### What is needed:
Find all lines in the listing that include the word "which", then copy them.

───── Information shown ─────

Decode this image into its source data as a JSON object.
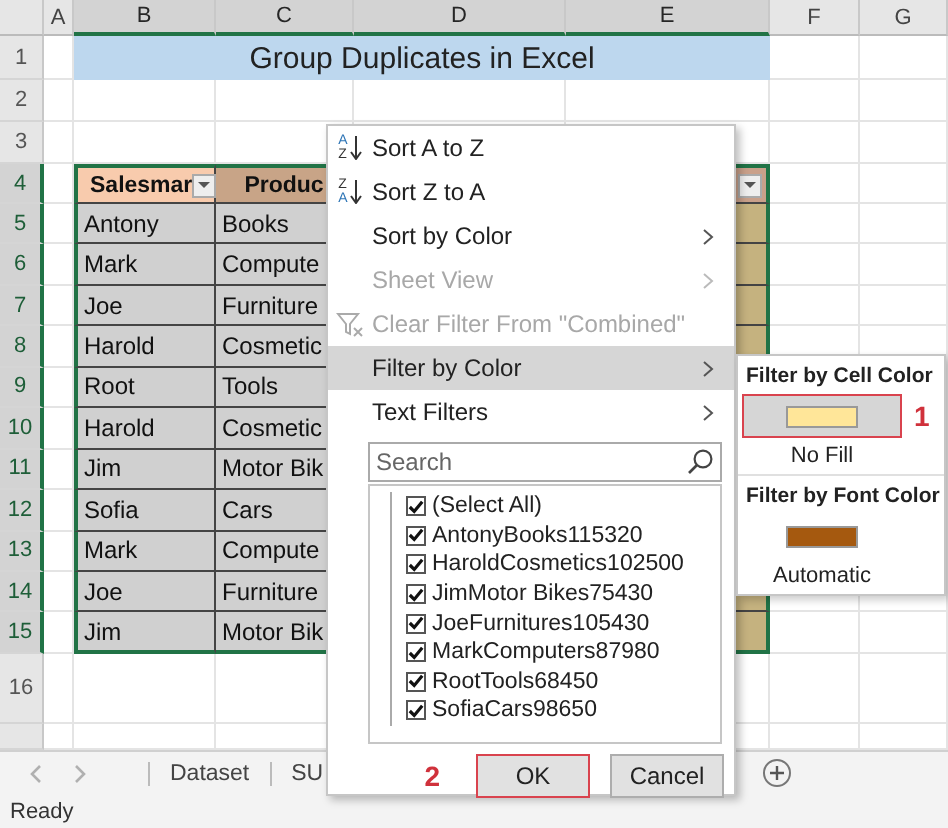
{
  "sheet": {
    "column_headers": [
      "A",
      "B",
      "C",
      "D",
      "E",
      "F",
      "G"
    ],
    "row_headers": [
      "1",
      "2",
      "3",
      "4",
      "5",
      "6",
      "7",
      "8",
      "9",
      "10",
      "11",
      "12",
      "13",
      "14",
      "15",
      "16"
    ],
    "title": "Group Duplicates in Excel",
    "table_headers": [
      "Salesmar",
      "Produc"
    ],
    "rows": [
      [
        "Antony",
        "Books"
      ],
      [
        "Mark",
        "Compute"
      ],
      [
        "Joe",
        "Furniture"
      ],
      [
        "Harold",
        "Cosmetic"
      ],
      [
        "Root",
        "Tools"
      ],
      [
        "Harold",
        "Cosmetic"
      ],
      [
        "Jim",
        "Motor Bik"
      ],
      [
        "Sofia",
        "Cars"
      ],
      [
        "Mark",
        "Compute"
      ],
      [
        "Joe",
        "Furniture"
      ],
      [
        "Jim",
        "Motor Bik"
      ]
    ]
  },
  "filter_menu": {
    "items": [
      {
        "kind": "sort_asc",
        "icon_letters": [
          "A",
          "Z"
        ],
        "label": "Sort A to Z",
        "disabled": false,
        "selected": false,
        "submenu": false
      },
      {
        "kind": "sort_desc",
        "icon_letters": [
          "Z",
          "A"
        ],
        "label": "Sort Z to A",
        "disabled": false,
        "selected": false,
        "submenu": false
      },
      {
        "kind": "plain",
        "label": "Sort by Color",
        "disabled": false,
        "selected": false,
        "submenu": true
      },
      {
        "kind": "plain",
        "label": "Sheet View",
        "disabled": true,
        "selected": false,
        "submenu": true
      },
      {
        "kind": "clear",
        "label": "Clear Filter From \"Combined\"",
        "disabled": true,
        "selected": false,
        "submenu": false
      },
      {
        "kind": "plain",
        "label": "Filter by Color",
        "disabled": false,
        "selected": true,
        "submenu": true
      },
      {
        "kind": "plain",
        "label": "Text Filters",
        "disabled": false,
        "selected": false,
        "submenu": true
      }
    ],
    "search": {
      "placeholder": "Search"
    },
    "values": [
      {
        "label": "(Select All)",
        "checked": true
      },
      {
        "label": "AntonyBooks115320",
        "checked": true
      },
      {
        "label": "HaroldCosmetics102500",
        "checked": true
      },
      {
        "label": "JimMotor Bikes75430",
        "checked": true
      },
      {
        "label": "JoeFurnitures105430",
        "checked": true
      },
      {
        "label": "MarkComputers87980",
        "checked": true
      },
      {
        "label": "RootTools68450",
        "checked": true
      },
      {
        "label": "SofiaCars98650",
        "checked": true
      }
    ],
    "marker": "2",
    "buttons": [
      {
        "label": "OK",
        "outlined": true
      },
      {
        "label": "Cancel",
        "outlined": false
      }
    ]
  },
  "color_submenu": {
    "sections": [
      {
        "heading": "Filter by Cell Color",
        "swatches": [
          {
            "color": "#ffe699",
            "selected": true,
            "marker": "1"
          }
        ],
        "option": "No Fill"
      },
      {
        "heading": "Filter by Font Color",
        "swatches": [
          {
            "color": "#a5590f",
            "selected": false
          }
        ],
        "option": "Automatic"
      }
    ]
  },
  "sheet_tabs": [
    "Dataset",
    "SU"
  ],
  "status_bar": {
    "text": "Ready"
  }
}
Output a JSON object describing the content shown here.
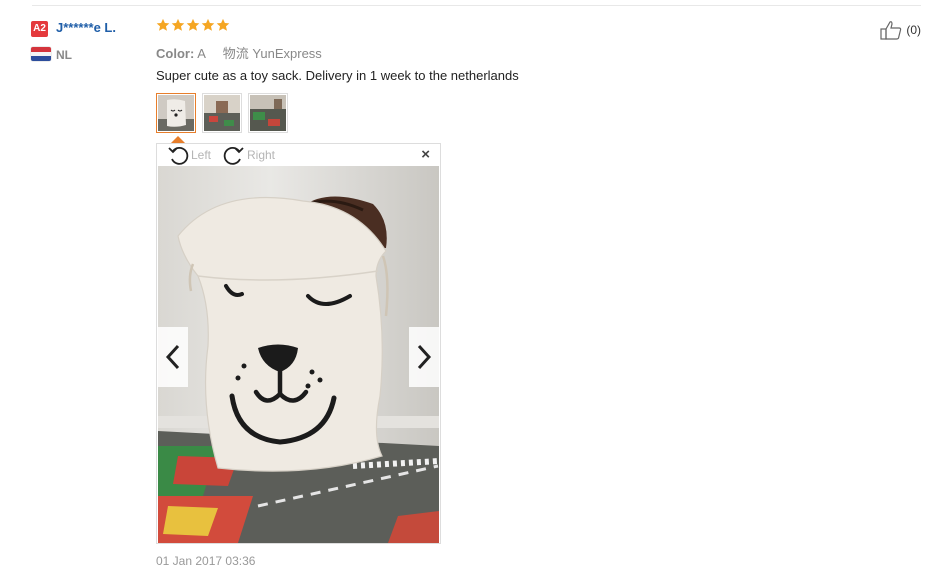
{
  "reviewer": {
    "level_badge": "A2",
    "name": "J******e L.",
    "country_code": "NL"
  },
  "rating": {
    "stars": 5,
    "color": "#f5a623"
  },
  "meta": {
    "color_label": "Color:",
    "color_value": "A",
    "shipping_label": "物流",
    "shipping_value": "YunExpress"
  },
  "review": {
    "text": "Super cute as a toy sack. Delivery in 1 week to the netherlands",
    "date": "01 Jan 2017 03:36"
  },
  "helpful": {
    "count": "(0)"
  },
  "thumbnails": [
    {
      "name": "photo-1",
      "active": true
    },
    {
      "name": "photo-2",
      "active": false
    },
    {
      "name": "photo-3",
      "active": false
    }
  ],
  "viewer": {
    "rotate_left_label": "Left",
    "rotate_right_label": "Right",
    "close_glyph": "×"
  },
  "colors": {
    "accent": "#e77e2b",
    "link": "#1f5ea8",
    "badge": "#e4393c"
  }
}
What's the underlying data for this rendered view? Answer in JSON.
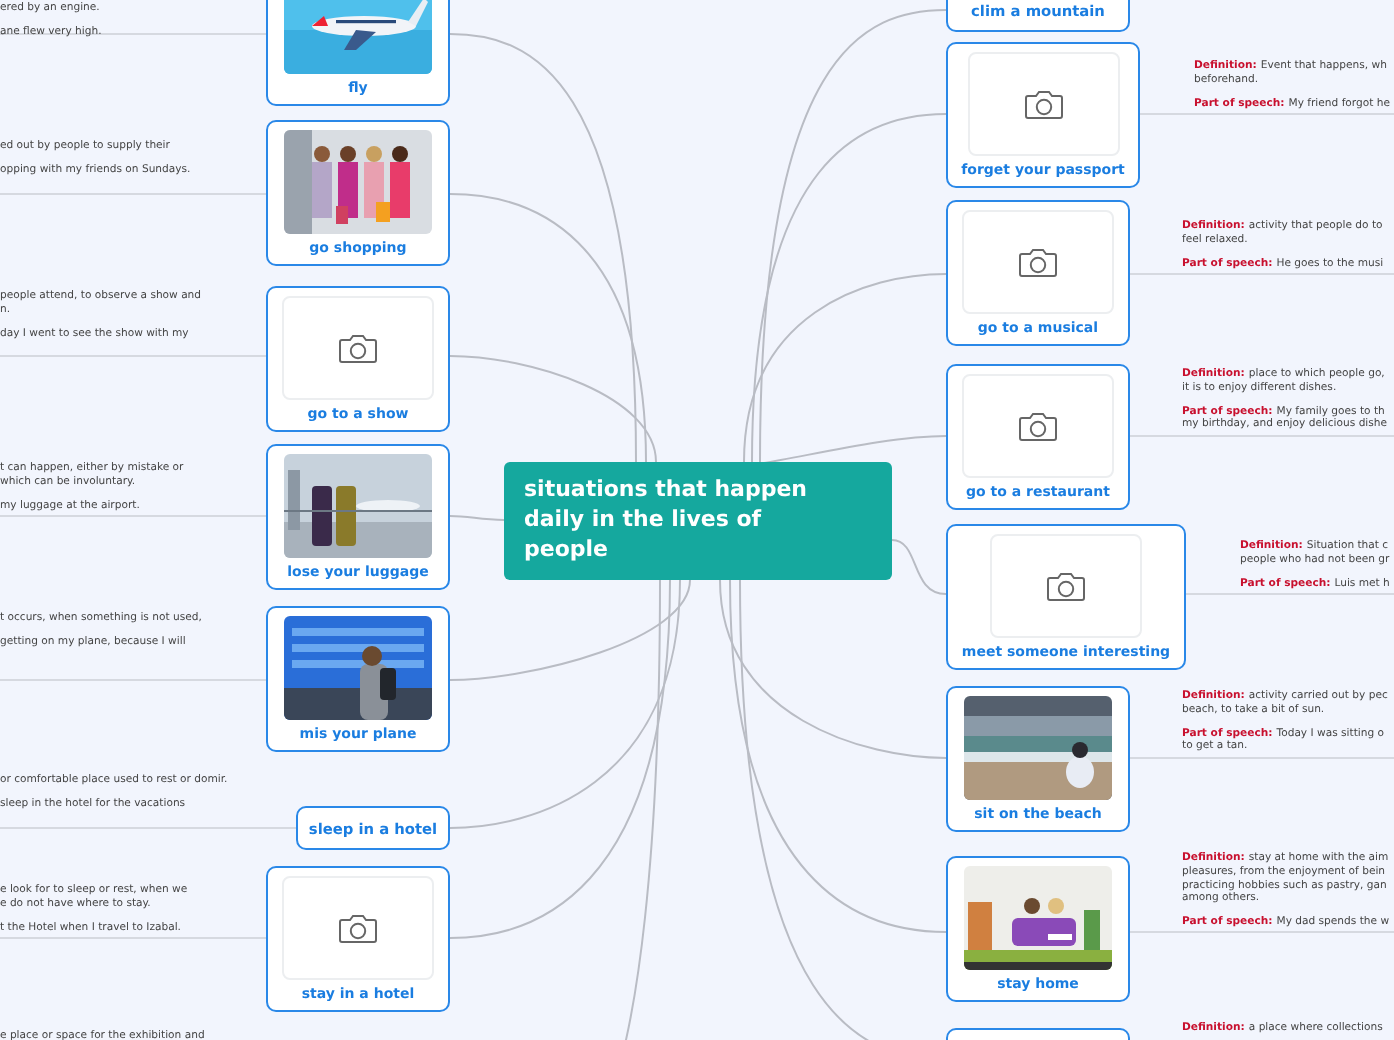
{
  "central_topic": {
    "title": "situations that happen daily in the lives of people"
  },
  "left_topics": [
    {
      "label": "fly",
      "kind": "picture",
      "notes": [
        {
          "lines": [
            "ered by an engine."
          ]
        },
        {
          "lines": [
            "ane flew very high."
          ]
        }
      ]
    },
    {
      "label": "go shopping",
      "kind": "picture",
      "notes": [
        {
          "lines": [
            "ed out by people to supply their"
          ]
        },
        {
          "lines": [
            "opping with my friends on Sundays."
          ]
        }
      ]
    },
    {
      "label": "go to a show",
      "kind": "placeholder",
      "notes": [
        {
          "lines": [
            "people attend, to observe a show and",
            "n."
          ]
        },
        {
          "lines": [
            "day I went to see the show with my"
          ]
        }
      ]
    },
    {
      "label": "lose your luggage",
      "kind": "picture",
      "notes": [
        {
          "lines": [
            "t can happen, either by mistake or",
            "which can be involuntary."
          ]
        },
        {
          "lines": [
            "my luggage at the airport."
          ]
        }
      ]
    },
    {
      "label": "mis your plane",
      "kind": "picture",
      "notes": [
        {
          "lines": [
            "t occurs, when something is not used,"
          ]
        },
        {
          "lines": [
            "getting on my plane, because I will"
          ]
        }
      ]
    },
    {
      "label": "sleep in a hotel",
      "kind": "text",
      "notes": [
        {
          "lines": [
            "or comfortable place used to rest or domir."
          ]
        },
        {
          "lines": [
            "sleep in the hotel for the vacations"
          ]
        }
      ]
    },
    {
      "label": "stay in a hotel",
      "kind": "placeholder",
      "notes": [
        {
          "lines": [
            "e look for to sleep or rest, when we",
            "e do not have where to stay."
          ]
        },
        {
          "lines": [
            "t the Hotel when I travel to Izabal."
          ]
        }
      ]
    },
    {
      "notes": [
        {
          "lines": [
            "e place or space for the exhibition and"
          ]
        }
      ]
    }
  ],
  "right_topics": [
    {
      "label": "clim a mountain",
      "kind": "text"
    },
    {
      "label": "forget your passport",
      "kind": "placeholder",
      "notes": [
        {
          "label": "Definition:",
          "lines": [
            "Event that happens, wh",
            "beforehand."
          ]
        },
        {
          "label": "Part of speech:",
          "lines": [
            "My friend forgot he"
          ]
        }
      ]
    },
    {
      "label": "go to a musical",
      "kind": "placeholder",
      "notes": [
        {
          "label": "Definition:",
          "lines": [
            "activity that people do to",
            "feel relaxed."
          ]
        },
        {
          "label": "Part of speech:",
          "lines": [
            "He goes to the musi"
          ]
        }
      ]
    },
    {
      "label": "go  to a restaurant",
      "kind": "placeholder",
      "notes": [
        {
          "label": "Definition:",
          "lines": [
            "place to which people go,",
            "it is to enjoy different dishes."
          ]
        },
        {
          "label": "Part of speech:",
          "lines": [
            "My family goes to th",
            "my birthday, and enjoy delicious dishe"
          ]
        }
      ]
    },
    {
      "label": "meet someone interesting",
      "kind": "placeholder",
      "notes": [
        {
          "label": "Definition:",
          "lines": [
            "Situation that c",
            "people who had not been gr"
          ]
        },
        {
          "label": "Part of speech:",
          "lines": [
            "Luis met h"
          ]
        }
      ]
    },
    {
      "label": "sit on the beach",
      "kind": "picture",
      "notes": [
        {
          "label": "Definition:",
          "lines": [
            "activity carried out by pec",
            "beach, to take a bit of sun."
          ]
        },
        {
          "label": "Part of speech:",
          "lines": [
            "Today I was sitting o",
            "to get a tan."
          ]
        }
      ]
    },
    {
      "label": "stay home",
      "kind": "picture",
      "notes": [
        {
          "label": "Definition:",
          "lines": [
            "stay at home with the aim",
            "pleasures, from the enjoyment of bein",
            "practicing hobbies such as pastry, gan",
            "among others."
          ]
        },
        {
          "label": "Part of speech:",
          "lines": [
            "My dad spends the w"
          ]
        }
      ]
    },
    {
      "kind": "text",
      "notes": [
        {
          "label": "Definition:",
          "lines": [
            "a place where collections"
          ]
        }
      ]
    }
  ]
}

─────

### Exercise response:
            "which can be involuntary."
            "place to which people go,",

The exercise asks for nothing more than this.